WHAT YOU HAVE TO DO »
Return each line that holds the word "Visina".

=-=-=

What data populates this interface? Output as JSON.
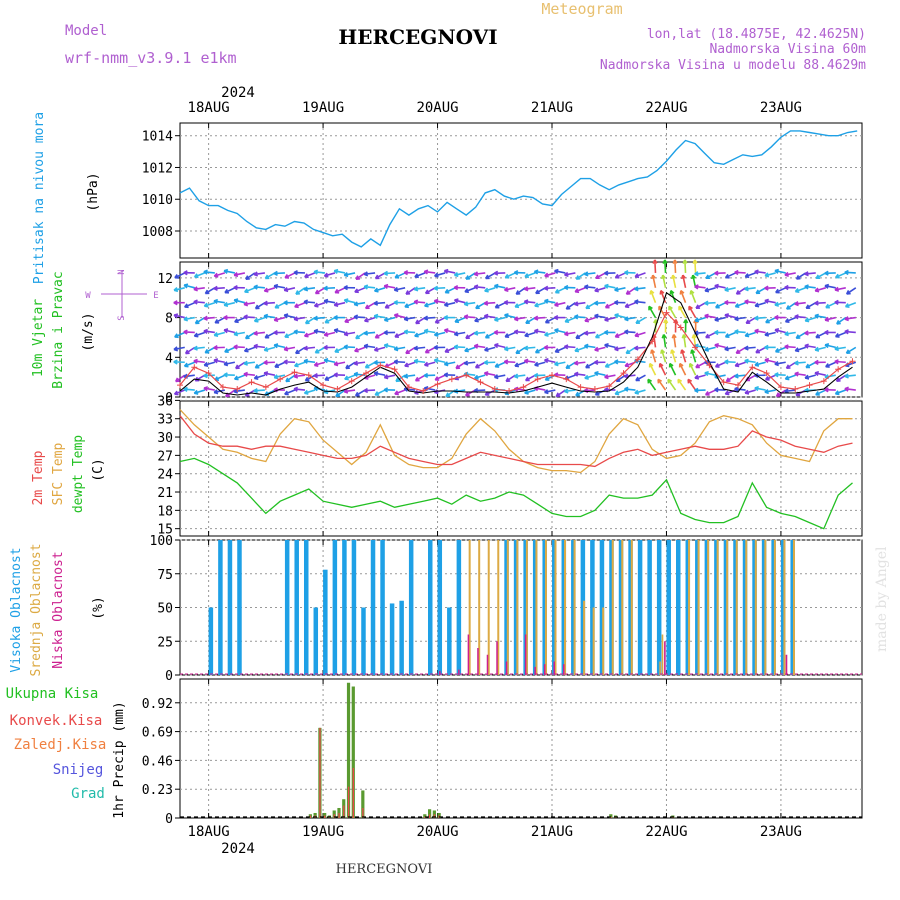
{
  "header": {
    "model_label": "Model",
    "model_name": "wrf-nmm_v3.9.1 e1km",
    "title": "HERCEGNOVI",
    "chart_kind": "Meteogram",
    "lonlat": "lon,lat (18.4875E, 42.4625N)",
    "altitude": "Nadmorska Visina 60m",
    "model_altitude": "Nadmorska Visina u modelu 88.4629m",
    "footer": "HERCEGNOVI",
    "watermark": "made by Angel",
    "year": "2024"
  },
  "colors": {
    "pressure": "#1ea0e6",
    "temp2m": "#e84a4a",
    "sfc": "#e0a640",
    "dewpt": "#22c022",
    "high_cloud": "#1ea0e6",
    "mid_cloud": "#dcaa44",
    "low_cloud": "#cc1f8f",
    "total_precip": "#5a9a30",
    "conv_precip": "#e84a4a",
    "frz_precip": "#f08040",
    "snow": "#5555dd",
    "hail": "#22bbaa"
  },
  "compass": {
    "n": "N",
    "s": "S",
    "e": "E",
    "w": "W"
  },
  "chart_data": [
    {
      "type": "line",
      "panel": "pressure",
      "ylabel": [
        "Pritisak na nivou mora",
        "(hPa)"
      ],
      "x_ticks": [
        "18AUG",
        "19AUG",
        "20AUG",
        "21AUG",
        "22AUG",
        "23AUG"
      ],
      "ylim": [
        1006.3,
        1014.8
      ],
      "y_ticks": [
        1008,
        1010,
        1012,
        1014
      ],
      "grid": true,
      "x": [
        0,
        2,
        4,
        6,
        8,
        10,
        12,
        14,
        16,
        18,
        20,
        22,
        24,
        26,
        28,
        30,
        32,
        34,
        36,
        38,
        40,
        42,
        44,
        46,
        48,
        50,
        52,
        54,
        56,
        58,
        60,
        62,
        64,
        66,
        68,
        70,
        72,
        74,
        76,
        78,
        80,
        82,
        84,
        86,
        88,
        90,
        92,
        94,
        96,
        98,
        100,
        102,
        104,
        106,
        108,
        110,
        112,
        114,
        116,
        118,
        120,
        122,
        124,
        126,
        128,
        130,
        132,
        134,
        136,
        138,
        140,
        142
      ],
      "series": [
        {
          "values": [
            1010.4,
            1010.7,
            1009.9,
            1009.6,
            1009.6,
            1009.3,
            1009.1,
            1008.6,
            1008.2,
            1008.1,
            1008.4,
            1008.3,
            1008.6,
            1008.5,
            1008.1,
            1007.9,
            1007.7,
            1007.8,
            1007.3,
            1007.0,
            1007.5,
            1007.1,
            1008.4,
            1009.4,
            1009.0,
            1009.4,
            1009.6,
            1009.2,
            1009.8,
            1009.4,
            1009.0,
            1009.5,
            1010.4,
            1010.6,
            1010.2,
            1010.0,
            1010.2,
            1010.1,
            1009.7,
            1009.6,
            1010.3,
            1010.8,
            1011.3,
            1011.3,
            1010.9,
            1010.6,
            1010.9,
            1011.1,
            1011.3,
            1011.4,
            1011.8,
            1012.4,
            1013.1,
            1013.7,
            1013.5,
            1012.9,
            1012.3,
            1012.2,
            1012.5,
            1012.8,
            1012.7,
            1012.8,
            1013.3,
            1013.9,
            1014.3,
            1014.3,
            1014.2,
            1014.1,
            1014.0,
            1014.0,
            1014.2,
            1014.3
          ]
        }
      ]
    },
    {
      "type": "line",
      "panel": "wind",
      "ylabel": [
        "10m Vjetar",
        "Brzina i Pravac",
        "(m/s)"
      ],
      "ylim": [
        0,
        13.6
      ],
      "y_ticks": [
        0,
        4,
        8,
        12
      ],
      "grid": true,
      "x": [
        0,
        3,
        6,
        9,
        12,
        15,
        18,
        21,
        24,
        27,
        30,
        33,
        36,
        39,
        42,
        45,
        48,
        51,
        54,
        57,
        60,
        63,
        66,
        69,
        72,
        75,
        78,
        81,
        84,
        87,
        90,
        93,
        96,
        99,
        102,
        105,
        108,
        111,
        114,
        117,
        120,
        123,
        126,
        129,
        132,
        135,
        138,
        141
      ],
      "series": [
        {
          "values": [
            1.2,
            3.0,
            2.4,
            1.0,
            0.8,
            1.5,
            1.0,
            1.8,
            2.5,
            2.2,
            1.2,
            0.8,
            1.6,
            2.4,
            3.2,
            2.8,
            1.0,
            0.6,
            1.3,
            1.8,
            2.2,
            1.5,
            0.8,
            0.6,
            1.0,
            1.8,
            2.2,
            1.8,
            1.0,
            0.8,
            1.1,
            2.4,
            3.8,
            5.6,
            8.5,
            7.0,
            5.0,
            3.2,
            1.5,
            1.2,
            3.0,
            2.4,
            1.0,
            0.8,
            1.2,
            1.6,
            2.8,
            3.6
          ]
        },
        {
          "values": [
            0.6,
            1.8,
            1.6,
            0.4,
            0.2,
            0.4,
            0.2,
            0.8,
            1.2,
            1.5,
            0.6,
            0.5,
            1.0,
            2.0,
            3.0,
            2.4,
            0.6,
            0.4,
            0.6,
            0.6,
            0.5,
            0.5,
            0.5,
            0.4,
            0.6,
            1.0,
            1.4,
            1.0,
            0.6,
            0.5,
            0.6,
            1.5,
            3.0,
            6.0,
            10.5,
            9.5,
            6.5,
            3.5,
            0.8,
            0.5,
            2.5,
            1.5,
            0.4,
            0.4,
            0.6,
            0.8,
            2.0,
            3.0
          ]
        }
      ]
    },
    {
      "type": "line",
      "panel": "temperature",
      "ylabel": [
        "2m Temp",
        "SFC Temp",
        "dewpt Temp",
        "(C)"
      ],
      "ylim": [
        13.8,
        35.9
      ],
      "y_ticks": [
        15,
        18,
        21,
        24,
        27,
        30,
        33,
        36
      ],
      "grid": true,
      "x": [
        0,
        3,
        6,
        9,
        12,
        15,
        18,
        21,
        24,
        27,
        30,
        33,
        36,
        39,
        42,
        45,
        48,
        51,
        54,
        57,
        60,
        63,
        66,
        69,
        72,
        75,
        78,
        81,
        84,
        87,
        90,
        93,
        96,
        99,
        102,
        105,
        108,
        111,
        114,
        117,
        120,
        123,
        126,
        129,
        132,
        135,
        138,
        141
      ],
      "series": [
        {
          "name": "2m Temp",
          "values": [
            33.5,
            30.5,
            29.0,
            28.5,
            28.5,
            28.0,
            28.5,
            28.5,
            28.0,
            27.5,
            27.0,
            26.5,
            26.5,
            27.0,
            28.5,
            27.5,
            26.5,
            26.0,
            25.5,
            25.5,
            26.5,
            27.5,
            27.0,
            26.5,
            26.0,
            25.5,
            25.5,
            25.5,
            25.5,
            25.2,
            26.5,
            27.5,
            28.0,
            27.0,
            27.5,
            28.0,
            28.5,
            28.0,
            28.0,
            28.5,
            31.0,
            30.0,
            29.5,
            28.5,
            28.0,
            27.5,
            28.5,
            29.0
          ]
        },
        {
          "name": "SFC Temp",
          "values": [
            34.5,
            32.0,
            30.0,
            28.0,
            27.5,
            26.5,
            26.0,
            30.5,
            33.0,
            32.5,
            29.5,
            27.5,
            25.5,
            27.5,
            32.0,
            27.0,
            25.5,
            25.0,
            25.0,
            26.5,
            30.5,
            33.0,
            31.0,
            28.0,
            26.0,
            25.0,
            24.5,
            24.5,
            24.2,
            26.0,
            30.5,
            33.0,
            32.0,
            28.0,
            26.5,
            27.0,
            29.0,
            32.5,
            33.5,
            33.0,
            32.0,
            29.0,
            27.0,
            26.5,
            26.0,
            31.0,
            33.0,
            33.0
          ]
        },
        {
          "name": "dewpt Temp",
          "values": [
            26.0,
            26.5,
            25.5,
            24.0,
            22.5,
            20.0,
            17.5,
            19.5,
            20.5,
            21.5,
            19.5,
            19.0,
            18.5,
            19.0,
            19.5,
            18.5,
            19.0,
            19.5,
            20.0,
            19.0,
            20.5,
            19.5,
            20.0,
            21.0,
            20.5,
            19.0,
            17.5,
            17.0,
            17.0,
            18.0,
            20.5,
            20.0,
            20.0,
            20.5,
            23.0,
            17.5,
            16.5,
            16.0,
            16.0,
            17.0,
            22.5,
            18.5,
            17.5,
            17.0,
            16.0,
            15.0,
            20.5,
            22.5
          ]
        }
      ]
    },
    {
      "type": "bar",
      "panel": "cloud",
      "ylabel": [
        "Visoka Oblacnost",
        "Srednja Oblacnost",
        "Niska Oblacnost",
        "(%)"
      ],
      "ylim": [
        0,
        100
      ],
      "y_ticks": [
        0,
        25,
        50,
        75,
        100
      ],
      "grid": true,
      "high_bars": [
        [
          3,
          50
        ],
        [
          4,
          100
        ],
        [
          5,
          100
        ],
        [
          6,
          100
        ],
        [
          11,
          100
        ],
        [
          12,
          100
        ],
        [
          13,
          100
        ],
        [
          14,
          50
        ],
        [
          15,
          78
        ],
        [
          16,
          100
        ],
        [
          17,
          100
        ],
        [
          18,
          100
        ],
        [
          19,
          50
        ],
        [
          20,
          100
        ],
        [
          21,
          100
        ],
        [
          22,
          53
        ],
        [
          23,
          55
        ],
        [
          24,
          100
        ],
        [
          26,
          100
        ],
        [
          27,
          100
        ],
        [
          28,
          50
        ],
        [
          29,
          100
        ],
        [
          34,
          100
        ],
        [
          35,
          100
        ],
        [
          36,
          100
        ],
        [
          37,
          100
        ],
        [
          38,
          100
        ],
        [
          39,
          100
        ],
        [
          40,
          100
        ],
        [
          41,
          100
        ],
        [
          42,
          100
        ],
        [
          43,
          100
        ],
        [
          44,
          100
        ],
        [
          45,
          100
        ],
        [
          46,
          100
        ],
        [
          47,
          100
        ],
        [
          48,
          100
        ],
        [
          49,
          100
        ],
        [
          50,
          100
        ],
        [
          51,
          100
        ],
        [
          52,
          100
        ],
        [
          53,
          100
        ],
        [
          54,
          100
        ],
        [
          55,
          100
        ],
        [
          56,
          100
        ],
        [
          57,
          100
        ],
        [
          58,
          100
        ],
        [
          59,
          100
        ],
        [
          60,
          100
        ],
        [
          61,
          100
        ],
        [
          62,
          100
        ],
        [
          63,
          100
        ],
        [
          64,
          100
        ]
      ],
      "mid_bars": [
        [
          30,
          100
        ],
        [
          31,
          100
        ],
        [
          32,
          100
        ],
        [
          33,
          100
        ],
        [
          34,
          100
        ],
        [
          35,
          100
        ],
        [
          36,
          100
        ],
        [
          37,
          100
        ],
        [
          38,
          100
        ],
        [
          39,
          100
        ],
        [
          40,
          100
        ],
        [
          41,
          100
        ],
        [
          42,
          55
        ],
        [
          43,
          50
        ],
        [
          44,
          50
        ],
        [
          45,
          100
        ],
        [
          46,
          100
        ],
        [
          47,
          100
        ],
        [
          53,
          100
        ],
        [
          54,
          100
        ],
        [
          55,
          100
        ],
        [
          56,
          100
        ],
        [
          57,
          100
        ],
        [
          58,
          100
        ],
        [
          59,
          100
        ],
        [
          60,
          100
        ],
        [
          61,
          100
        ],
        [
          62,
          100
        ],
        [
          63,
          100
        ],
        [
          64,
          100
        ]
      ],
      "low_bars": [
        [
          27,
          3
        ],
        [
          29,
          4
        ],
        [
          30,
          30
        ],
        [
          31,
          20
        ],
        [
          32,
          15
        ],
        [
          33,
          25
        ],
        [
          34,
          10
        ],
        [
          36,
          30
        ],
        [
          37,
          6
        ],
        [
          38,
          8
        ],
        [
          39,
          10
        ],
        [
          40,
          8
        ]
      ],
      "late_bars": [
        {
          "h": 100.5,
          "v": 10,
          "c": "mid_cloud"
        },
        {
          "h": 101,
          "v": 30,
          "c": "mid_cloud"
        },
        {
          "h": 101.5,
          "v": 25,
          "c": "low_cloud"
        },
        {
          "h": 104,
          "v": 5,
          "c": "high_cloud"
        },
        {
          "h": 127,
          "v": 15,
          "c": "low_cloud"
        }
      ]
    },
    {
      "type": "bar",
      "panel": "precip",
      "ylabel": [
        "Ukupna Kisa",
        "Konvek.Kisa",
        "Zaledj.Kisa",
        "Snijeg",
        "Grad",
        "1hr Precip (mm)"
      ],
      "ylim": [
        0,
        1.11
      ],
      "y_ticks": [
        0,
        0.23,
        0.46,
        0.69,
        0.92
      ],
      "grid": true,
      "bars": [
        [
          27,
          0.03,
          0.02
        ],
        [
          28,
          0.04,
          0.02
        ],
        [
          29,
          0.72,
          0.72
        ],
        [
          30,
          0.04,
          0.02
        ],
        [
          31,
          0.02,
          0.01
        ],
        [
          32,
          0.06,
          0.03
        ],
        [
          33,
          0.08,
          0.04
        ],
        [
          34,
          0.15,
          0.1
        ],
        [
          35,
          1.08,
          0.25
        ],
        [
          36,
          1.05,
          0.4
        ],
        [
          38,
          0.22,
          0.08
        ],
        [
          51,
          0.03,
          0.01
        ],
        [
          52,
          0.07,
          0.03
        ],
        [
          53,
          0.06,
          0.03
        ],
        [
          54,
          0.04,
          0.02
        ],
        [
          90,
          0.03,
          0.01
        ],
        [
          91,
          0.02,
          0.01
        ],
        [
          103,
          0.02,
          0.01
        ]
      ]
    }
  ]
}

=-=-=

RESULT BELOW »
    "altitude": "Nadmorska Visina 60m",
    "model_altitude": "Nadmorska Visina u modelu 88.4629m",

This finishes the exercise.